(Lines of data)
╭──

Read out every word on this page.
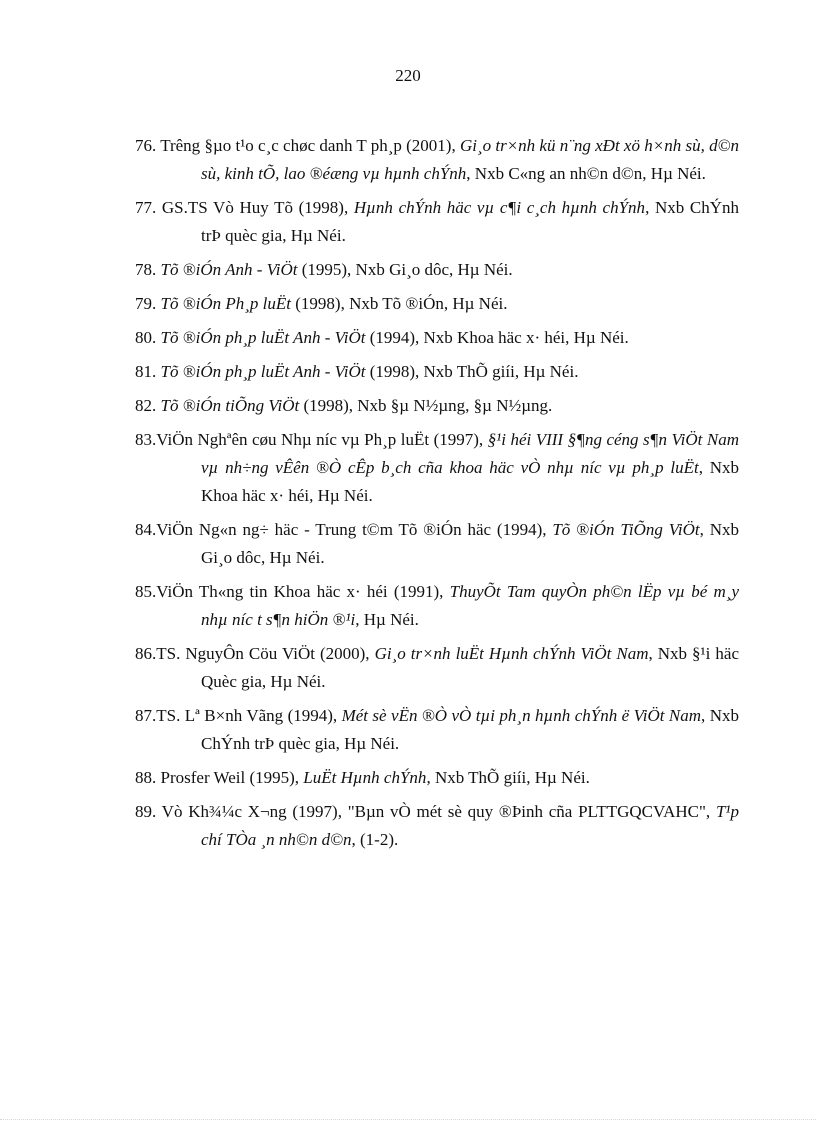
220
76. Trêng §µo t¹o c¸c chøc danh T ph¸p (2001), Gi¸o tr×nh kü n¨ng xÐt xö h×nh sù, d©n sù, kinh tÕ, lao ®éæng vµ hµnh chÝnh, Nxb C«ng an nh©n d©n, Hµ Néi.
77. GS.TS Vò Huy Tõ (1998), Hµnh chÝnh häc vµ c¶i c¸ch hµnh chÝnh, Nxb ChÝnh trÞ quèc gia, Hµ Néi.
78. Tõ ®iÓn Anh - ViÖt (1995), Nxb Gi¸o dôc, Hµ Néi.
79. Tõ ®iÓn Ph¸p luËt (1998), Nxb Tõ ®iÓn, Hµ Néi.
80. Tõ ®iÓn ph¸p luËt Anh - ViÖt (1994), Nxb Khoa häc x· héi, Hµ Néi.
81. Tõ ®iÓn ph¸p luËt Anh - ViÖt (1998), Nxb ThÕ giíi, Hµ Néi.
82. Tõ ®iÓn tiÕng ViÖt (1998), Nxb §µ N½µng, §µ N½µng.
83.ViÖn Nghªên cøu Nhµ níc vµ Ph¸p luËt (1997), §¹i héi VIII §¶ng céng s¶n ViÖt Nam vµ nh÷ng vÊên ®Ò cÊp b¸ch cña khoa häc vÒ nhµ níc vµ ph¸p luËt, Nxb Khoa häc x· héi, Hµ Néi.
84.ViÖn Ng«n ng÷ häc - Trung t©m Tõ ®iÓn häc (1994), Tõ ®iÓn TiÕng ViÖt, Nxb Gi¸o dôc, Hµ Néi.
85.ViÖn Th«ng tin Khoa häc x· héi (1991), ThuyÕt Tam quyÒn ph©n lËp vµ bé m¸y nhµ níc t s¶n hiÖn ®¹i, Hµ Néi.
86.TS. NguyÔn Cöu ViÖt (2000), Gi¸o tr×nh luËt Hµnh chÝnh ViÖt Nam, Nxb §¹i häc Quèc gia, Hµ Néi.
87.TS. Lª B×nh Vãng (1994), Mét sè vËn ®Ò vÒ tµi ph¸n hµnh chÝnh ë ViÖt Nam, Nxb ChÝnh trÞ quèc gia, Hµ Néi.
88. Prosfer Weil (1995), LuËt Hµnh chÝnh, Nxb ThÕ giíi, Hµ Néi.
89. Vò Kh¾¼c X¬ng (1997), "Bµn vÒ mét sè quy ®Þinh cña PLTTGQCVAHC", T¹p chí TÒa ¸n nh©n d©n, (1-2).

╰──

Exercise aim: Tell how many lines of the data above hold the string "giíi". Give only the number.

Finished answer: 2